## Written problem
Each line of the listing must be transcribed exactly, except for the images, which should be excluded.

## Records for this task
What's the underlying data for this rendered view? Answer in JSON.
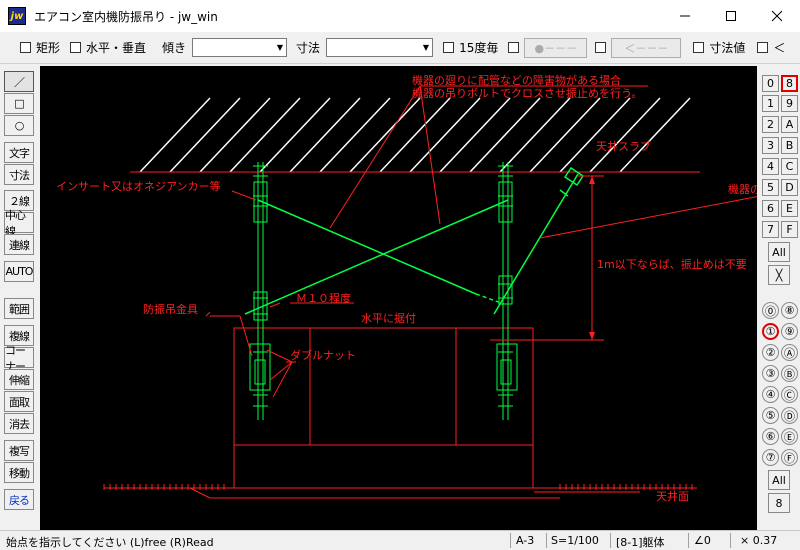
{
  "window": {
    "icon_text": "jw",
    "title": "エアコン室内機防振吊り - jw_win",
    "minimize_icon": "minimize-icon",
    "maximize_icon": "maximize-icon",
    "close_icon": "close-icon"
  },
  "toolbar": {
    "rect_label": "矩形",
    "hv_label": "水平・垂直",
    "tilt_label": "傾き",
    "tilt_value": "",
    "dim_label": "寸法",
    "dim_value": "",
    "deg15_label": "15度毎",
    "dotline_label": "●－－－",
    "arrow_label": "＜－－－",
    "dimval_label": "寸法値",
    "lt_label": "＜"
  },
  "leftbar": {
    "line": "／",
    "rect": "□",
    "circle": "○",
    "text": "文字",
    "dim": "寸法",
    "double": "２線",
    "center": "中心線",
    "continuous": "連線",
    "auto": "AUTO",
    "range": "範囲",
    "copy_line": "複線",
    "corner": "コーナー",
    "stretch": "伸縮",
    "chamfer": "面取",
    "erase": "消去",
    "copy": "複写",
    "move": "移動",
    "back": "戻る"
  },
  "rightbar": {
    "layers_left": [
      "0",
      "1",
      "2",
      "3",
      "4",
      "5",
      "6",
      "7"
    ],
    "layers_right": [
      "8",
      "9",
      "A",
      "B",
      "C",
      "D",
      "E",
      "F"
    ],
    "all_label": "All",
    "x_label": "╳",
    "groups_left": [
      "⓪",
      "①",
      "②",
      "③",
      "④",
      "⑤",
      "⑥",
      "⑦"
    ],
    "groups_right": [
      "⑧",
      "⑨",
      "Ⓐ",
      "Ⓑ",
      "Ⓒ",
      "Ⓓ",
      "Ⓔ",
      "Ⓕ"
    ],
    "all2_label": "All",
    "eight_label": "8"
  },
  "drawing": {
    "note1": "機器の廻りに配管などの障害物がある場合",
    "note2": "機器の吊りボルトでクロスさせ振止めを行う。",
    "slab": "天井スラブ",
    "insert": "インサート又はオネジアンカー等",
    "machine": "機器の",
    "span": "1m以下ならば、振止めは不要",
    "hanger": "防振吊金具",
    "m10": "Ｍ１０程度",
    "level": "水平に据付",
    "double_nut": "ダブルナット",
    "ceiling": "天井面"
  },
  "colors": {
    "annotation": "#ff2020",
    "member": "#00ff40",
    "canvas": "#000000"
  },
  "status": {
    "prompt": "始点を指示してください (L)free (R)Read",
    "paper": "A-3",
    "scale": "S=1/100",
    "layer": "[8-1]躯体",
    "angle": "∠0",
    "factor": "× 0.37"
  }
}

## Written solution
What's the underlying data for this rendered view? Answer in JSON.
{
  "window": {
    "icon_text": "jw",
    "title": "エアコン室内機防振吊り - jw_win",
    "minimize_icon": "minimize-icon",
    "maximize_icon": "maximize-icon",
    "close_icon": "close-icon"
  },
  "toolbar": {
    "rect_label": "矩形",
    "hv_label": "水平・垂直",
    "tilt_label": "傾き",
    "tilt_value": "",
    "dim_label": "寸法",
    "dim_value": "",
    "deg15_label": "15度毎",
    "dotline_label": "●－－－",
    "arrow_label": "＜－－－",
    "dimval_label": "寸法値",
    "lt_label": "＜"
  },
  "leftbar": {
    "line": "／",
    "rect": "□",
    "circle": "○",
    "text": "文字",
    "dim": "寸法",
    "double": "２線",
    "center": "中心線",
    "continuous": "連線",
    "auto": "AUTO",
    "range": "範囲",
    "copy_line": "複線",
    "corner": "コーナー",
    "stretch": "伸縮",
    "chamfer": "面取",
    "erase": "消去",
    "copy": "複写",
    "move": "移動",
    "back": "戻る"
  },
  "rightbar": {
    "layers_left": [
      "0",
      "1",
      "2",
      "3",
      "4",
      "5",
      "6",
      "7"
    ],
    "layers_right": [
      "8",
      "9",
      "A",
      "B",
      "C",
      "D",
      "E",
      "F"
    ],
    "all_label": "All",
    "x_label": "╳",
    "groups_left": [
      "⓪",
      "①",
      "②",
      "③",
      "④",
      "⑤",
      "⑥",
      "⑦"
    ],
    "groups_right": [
      "⑧",
      "⑨",
      "Ⓐ",
      "Ⓑ",
      "Ⓒ",
      "Ⓓ",
      "Ⓔ",
      "Ⓕ"
    ],
    "all2_label": "All",
    "eight_label": "8"
  },
  "drawing": {
    "note1": "機器の廻りに配管などの障害物がある場合",
    "note2": "機器の吊りボルトでクロスさせ振止めを行う。",
    "slab": "天井スラブ",
    "insert": "インサート又はオネジアンカー等",
    "machine": "機器の",
    "span": "1m以下ならば、振止めは不要",
    "hanger": "防振吊金具",
    "m10": "Ｍ１０程度",
    "level": "水平に据付",
    "double_nut": "ダブルナット",
    "ceiling": "天井面"
  },
  "colors": {
    "annotation": "#ff2020",
    "member": "#00ff40",
    "canvas": "#000000"
  },
  "status": {
    "prompt": "始点を指示してください (L)free (R)Read",
    "paper": "A-3",
    "scale": "S=1/100",
    "layer": "[8-1]躯体",
    "angle": "∠0",
    "factor": "× 0.37"
  }
}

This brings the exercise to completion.